BEGIN Supplied data

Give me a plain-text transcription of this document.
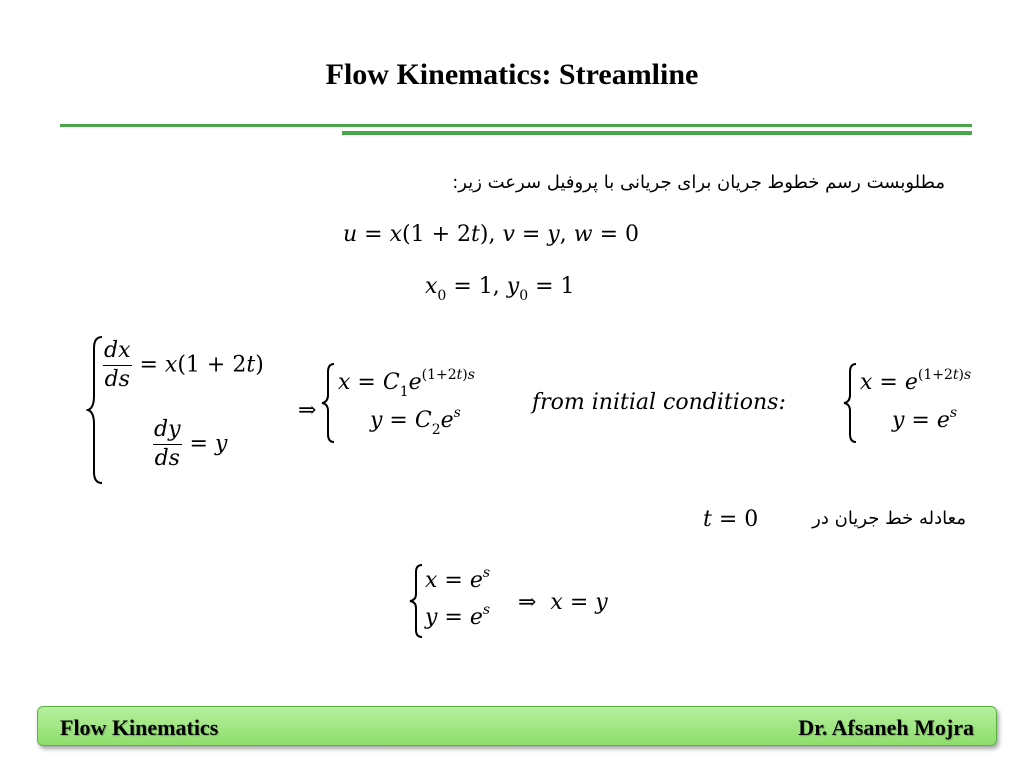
Flow Kinematics: Streamline
مطلوبست رسم خطوط جریان برای جریانی با پروفیل سرعت زیر:
u = x(1 + 2t), v = y, w = 0
$x_0 = 1$, $y_0 = 1$
$\frac{dx}{ds} = x(1 + 2t)$
$\frac{dy}{ds} = y$
⇒
$x = C_1e^{(1+2t)s}$
$y = C_2e^s$	from initial conditions:
$x = e^{(1+2t)s}$
$y = e^s$
معادله خط جریان در
t = 0
$x = e^s$
$y = e^s$ ⇒  x = y
Flow Kinematics	Dr. Afsaneh Mojra
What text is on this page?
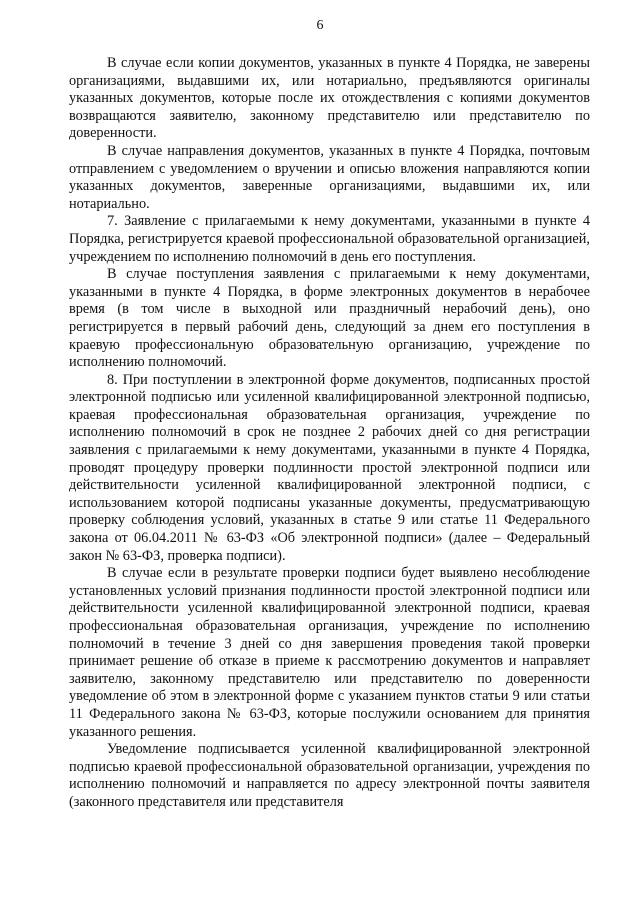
6

В случае если копии документов, указанных в пункте 4 Порядка, не заверены организациями, выдавшими их, или нотариально, предъявляются оригиналы указанных документов, которые после их отождествления с копиями документов возвращаются заявителю, законному представителю или представителю по доверенности.

В случае направления документов, указанных в пункте 4 Порядка, почтовым отправлением с уведомлением о вручении и описью вложения направляются копии указанных документов, заверенные организациями, выдавшими их, или нотариально.

7. Заявление с прилагаемыми к нему документами, указанными в пункте 4 Порядка, регистрируется краевой профессиональной образовательной организацией, учреждением по исполнению полномочий в день его поступления.

В случае поступления заявления с прилагаемыми к нему документами, указанными в пункте 4 Порядка, в форме электронных документов в нерабочее время (в том числе в выходной или праздничный нерабочий день), оно регистрируется в первый рабочий день, следующий за днем его поступления в краевую профессиональную образовательную организацию, учреждение по исполнению полномочий.

8. При поступлении в электронной форме документов, подписанных простой электронной подписью или усиленной квалифицированной электронной подписью, краевая профессиональная образовательная организация, учреждение по исполнению полномочий в срок не позднее 2 рабочих дней со дня регистрации заявления с прилагаемыми к нему документами, указанными в пункте 4 Порядка, проводят процедуру проверки подлинности простой электронной подписи или действительности усиленной квалифицированной электронной подписи, с использованием которой подписаны указанные документы, предусматривающую проверку соблюдения условий, указанных в статье 9 или статье 11 Федерального закона от 06.04.2011 № 63-ФЗ «Об электронной подписи» (далее – Федеральный закон № 63-ФЗ, проверка подписи).

В случае если в результате проверки подписи будет выявлено несоблюдение установленных условий признания подлинности простой электронной подписи или действительности усиленной квалифицированной электронной подписи, краевая профессиональная образовательная организация, учреждение по исполнению полномочий в течение 3 дней со дня завершения проведения такой проверки принимает решение об отказе в приеме к рассмотрению документов и направляет заявителю, законному представителю или представителю по доверенности уведомление об этом в электронной форме с указанием пунктов статьи 9 или статьи 11 Федерального закона № 63-ФЗ, которые послужили основанием для принятия указанного решения.

Уведомление подписывается усиленной квалифицированной электронной подписью краевой профессиональной образовательной организации, учреждения по исполнению полномочий и направляется по адресу электронной почты заявителя (законного представителя или представителя
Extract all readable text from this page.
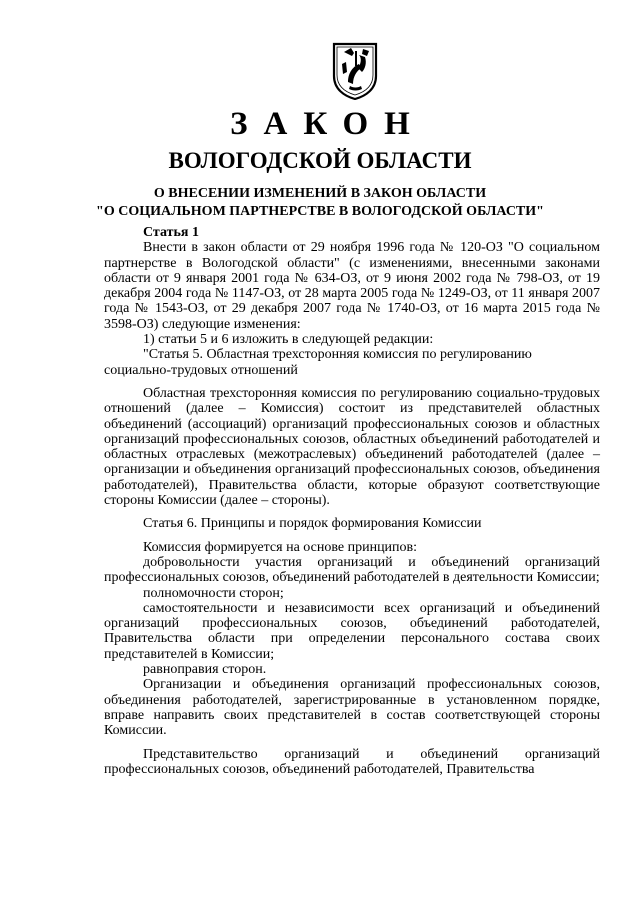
ЗАКОН
ВОЛОГОДСКОЙ ОБЛАСТИ
О ВНЕСЕНИИ ИЗМЕНЕНИЙ В ЗАКОН ОБЛАСТИ
"О СОЦИАЛЬНОМ ПАРТНЕРСТВЕ В ВОЛОГОДСКОЙ ОБЛАСТИ"

Статья 1

Внести в закон области от 29 ноября 1996 года № 120-ОЗ "О социальном партнерстве в Вологодской области" (с изменениями, внесенными законами области от 9 января 2001 года № 634-ОЗ, от 9 июня 2002 года № 798-ОЗ, от 19 декабря 2004 года № 1147-ОЗ, от 28 марта 2005 года № 1249-ОЗ, от 11 января 2007 года № 1543-ОЗ, от 29 декабря 2007 года № 1740-ОЗ, от 16 марта 2015 года № 3598-ОЗ) следующие изменения:

1) статьи 5 и 6 изложить в следующей редакции:

"Статья 5. Областная трехсторонняя комиссия по регулированию

социально-трудовых отношений

Областная трехсторонняя комиссия по регулированию социально-трудовых отношений (далее – Комиссия) состоит из представителей областных объединений (ассоциаций) организаций профессиональных союзов и областных организаций профессиональных союзов, областных объединений работодателей и областных отраслевых (межотраслевых) объединений работодателей (далее – организации и объединения организаций профессиональных союзов, объединения работодателей), Правительства области, которые образуют соответствующие стороны Комиссии (далее – стороны).

Статья 6. Принципы и порядок формирования Комиссии

Комиссия формируется на основе принципов:

добровольности участия организаций и объединений организаций профессиональных союзов, объединений работодателей в деятельности Комиссии;

полномочности сторон;

самостоятельности и независимости всех организаций и объединений организаций профессиональных союзов, объединений работодателей, Правительства области при определении персонального состава своих представителей в Комиссии;

равноправия сторон.

Организации и объединения организаций профессиональных союзов, объединения работодателей, зарегистрированные в установленном порядке, вправе направить своих представителей в состав соответствующей стороны Комиссии.

Представительство организаций и объединений организаций профессиональных союзов, объединений работодателей, Правительства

END Supplied data

• [Task directions]
Copy each line of the records precisely and drop any images they hold.

• [Exercise answer]
Give me a plain-text transcription of this document.
Flow Kinematics: Streamline
مطلوبست رسم خطوط جریان برای جریانی با پروفیل سرعت زیر:
u = x(1 + 2t), v = y, w = 0
$x_0 = 1$, $y_0 = 1$
$\frac{dx}{ds} = x(1 + 2t)$
$\frac{dy}{ds} = y$
⇒
$x = C_1e^{(1+2t)s}$
$y = C_2e^s$	from initial conditions:
$x = e^{(1+2t)s}$
$y = e^s$
معادله خط جریان در
t = 0
$x = e^s$
$y = e^s$ ⇒  x = y
Flow Kinematics	Dr. Afsaneh Mojra
What text is on this page?
6

В случае если копии документов, указанных в пункте 4 Порядка, не заверены организациями, выдавшими их, или нотариально, предъявляются оригиналы указанных документов, которые после их отождествления с копиями документов возвращаются заявителю, законному представителю или представителю по доверенности.

В случае направления документов, указанных в пункте 4 Порядка, почтовым отправлением с уведомлением о вручении и описью вложения направляются копии указанных документов, заверенные организациями, выдавшими их, или нотариально.

7. Заявление с прилагаемыми к нему документами, указанными в пункте 4 Порядка, регистрируется краевой профессиональной образовательной организацией, учреждением по исполнению полномочий в день его поступления.

В случае поступления заявления с прилагаемыми к нему документами, указанными в пункте 4 Порядка, в форме электронных документов в нерабочее время (в том числе в выходной или праздничный нерабочий день), оно регистрируется в первый рабочий день, следующий за днем его поступления в краевую профессиональную образовательную организацию, учреждение по исполнению полномочий.

8. При поступлении в электронной форме документов, подписанных простой электронной подписью или усиленной квалифицированной электронной подписью, краевая профессиональная образовательная организация, учреждение по исполнению полномочий в срок не позднее 2 рабочих дней со дня регистрации заявления с прилагаемыми к нему документами, указанными в пункте 4 Порядка, проводят процедуру проверки подлинности простой электронной подписи или действительности усиленной квалифицированной электронной подписи, с использованием которой подписаны указанные документы, предусматривающую проверку соблюдения условий, указанных в статье 9 или статье 11 Федерального закона от 06.04.2011 № 63-ФЗ «Об электронной подписи» (далее – Федеральный закон № 63-ФЗ, проверка подписи).

В случае если в результате проверки подписи будет выявлено несоблюдение установленных условий признания подлинности простой электронной подписи или действительности усиленной квалифицированной электронной подписи, краевая профессиональная образовательная организация, учреждение по исполнению полномочий в течение 3 дней со дня завершения проведения такой проверки принимает решение об отказе в приеме к рассмотрению документов и направляет заявителю, законному представителю или представителю по доверенности уведомление об этом в электронной форме с указанием пунктов статьи 9 или статьи 11 Федерального закона № 63-ФЗ, которые послужили основанием для принятия указанного решения.

Уведомление подписывается усиленной квалифицированной электронной подписью краевой профессиональной образовательной организации, учреждения по исполнению полномочий и направляется по адресу электронной почты заявителя (законного представителя или представителя
Extract all readable text from this page.
ЗАКОН
ВОЛОГОДСКОЙ ОБЛАСТИ
О ВНЕСЕНИИ ИЗМЕНЕНИЙ В ЗАКОН ОБЛАСТИ
"О СОЦИАЛЬНОМ ПАРТНЕРСТВЕ В ВОЛОГОДСКОЙ ОБЛАСТИ"

Статья 1

Внести в закон области от 29 ноября 1996 года № 120-ОЗ "О социальном партнерстве в Вологодской области" (с изменениями, внесенными законами области от 9 января 2001 года № 634-ОЗ, от 9 июня 2002 года № 798-ОЗ, от 19 декабря 2004 года № 1147-ОЗ, от 28 марта 2005 года № 1249-ОЗ, от 11 января 2007 года № 1543-ОЗ, от 29 декабря 2007 года № 1740-ОЗ, от 16 марта 2015 года № 3598-ОЗ) следующие изменения:

1) статьи 5 и 6 изложить в следующей редакции:

"Статья 5. Областная трехсторонняя комиссия по регулированию

социально-трудовых отношений

Областная трехсторонняя комиссия по регулированию социально-трудовых отношений (далее – Комиссия) состоит из представителей областных объединений (ассоциаций) организаций профессиональных союзов и областных организаций профессиональных союзов, областных объединений работодателей и областных отраслевых (межотраслевых) объединений работодателей (далее – организации и объединения организаций профессиональных союзов, объединения работодателей), Правительства области, которые образуют соответствующие стороны Комиссии (далее – стороны).

Статья 6. Принципы и порядок формирования Комиссии

Комиссия формируется на основе принципов:

добровольности участия организаций и объединений организаций профессиональных союзов, объединений работодателей в деятельности Комиссии;

полномочности сторон;

самостоятельности и независимости всех организаций и объединений организаций профессиональных союзов, объединений работодателей, Правительства области при определении персонального состава своих представителей в Комиссии;

равноправия сторон.

Организации и объединения организаций профессиональных союзов, объединения работодателей, зарегистрированные в установленном порядке, вправе направить своих представителей в состав соответствующей стороны Комиссии.

Представительство организаций и объединений организаций профессиональных союзов, объединений работодателей, Правительства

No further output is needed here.